Etap filtrowania zaczyna się na wtyku AC, gdzie znajdziemy dwa kondensatory ceramiczne typu Y oraz jeden X, z kolei na przewodach mamy dławik przeciwzakłóceniowy.
Ciąg dalszy filtrowania znajduje się na głównym laminacie:
- bezpiecznik,
- dwie cewki z rdzeniem ferrytowym,
- jeden kondensator poliestrowo-metalizowany typu X (szary)
- dwa kondensatory ceramiczne typu Y (niebieskie dyskowe),
- warystor.
Etap filtracji napięcia wejściowego jest bez zastrzeżeń. Ponadto widzimy tutaj termistor oraz przekaźnik odpowiadający za zabezpieczenie przed dużymi prądami rozruchowymi.
Za filtrem EMI znajduje się niewielki aluminiowy anodowany na czarno radiator, do którego przylega mostek prostowniczy. Niestety numery tego ostatniego są w kierunku radiatora i nie zostały odczytane. W układzie APFC umieszczono dwa japońskie kondensatory jeden Rubycon drugi Nichicon (połączone równolegle) serii GG o pojemności odpowiednio 220 µF na 400 V oraz 270 µF i napięciu 450 V. Kondensatory certyfikowane są do pracy przy maksymalnej temperaturze 105 °C, natomiast żywotność wynosi 2000 godzin.
W układzie aktywnego PFC znajdziemy:
- dwa tranzystory STMicroelectronics STFI24N60M2. Charakteryzują się one parametrem RDS(on) na poziomie 190 mΩ i są w stanie dostarczyć 18 A w trybie ciągłym przy 25 °C,
- diodę Schottky’ego - niestety nie odczytałem jej oznaczeń.
Przed kondensatorami oraz cewką układu APFC umieszczono niewielki pionowy laminat, na którym znalazły się układy TS358CD oraz KA393A. Dodatkowo na rewersie laminatu głównego znajduje się kontroler PFC Infineon ICE2PCS02.
Za przełączanie odpowiadają kolejne dwa tranzystory STMicroelectronics STF22NM60N - RDS(on) na poziomie 220 mΩ. Są one w stanie dostarczyć 16 A każdy, w trybie ciągłym przy temperaturze 25 °C. Pracują w topologii półmostu.

Zapisane dane:
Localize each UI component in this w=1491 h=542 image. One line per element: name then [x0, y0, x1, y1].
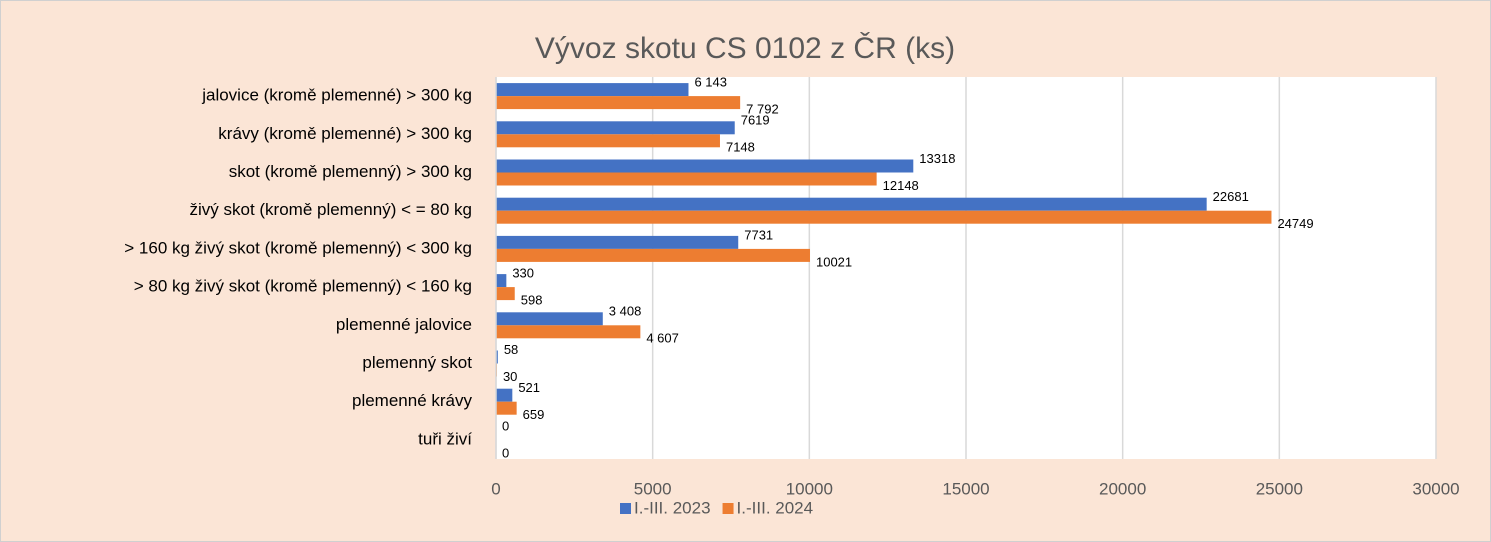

Polecenie do wykonania:
Wypisz dosłownie z podanego fragmentu tekst między „Za przełączanie odpowiadają” a „w topologii półmostu.”, łącznie z tymi słowami.

Odpowiedź poniżej:
Za przełączanie odpowiadają kolejne dwa tranzystory STMicroelectronics STF22NM60N - RDS(on) na poziomie 220 mΩ. Są one w stanie dostarczyć 16 A każdy, w trybie ciągłym przy temperaturze 25 °C. Pracują w topologii półmostu.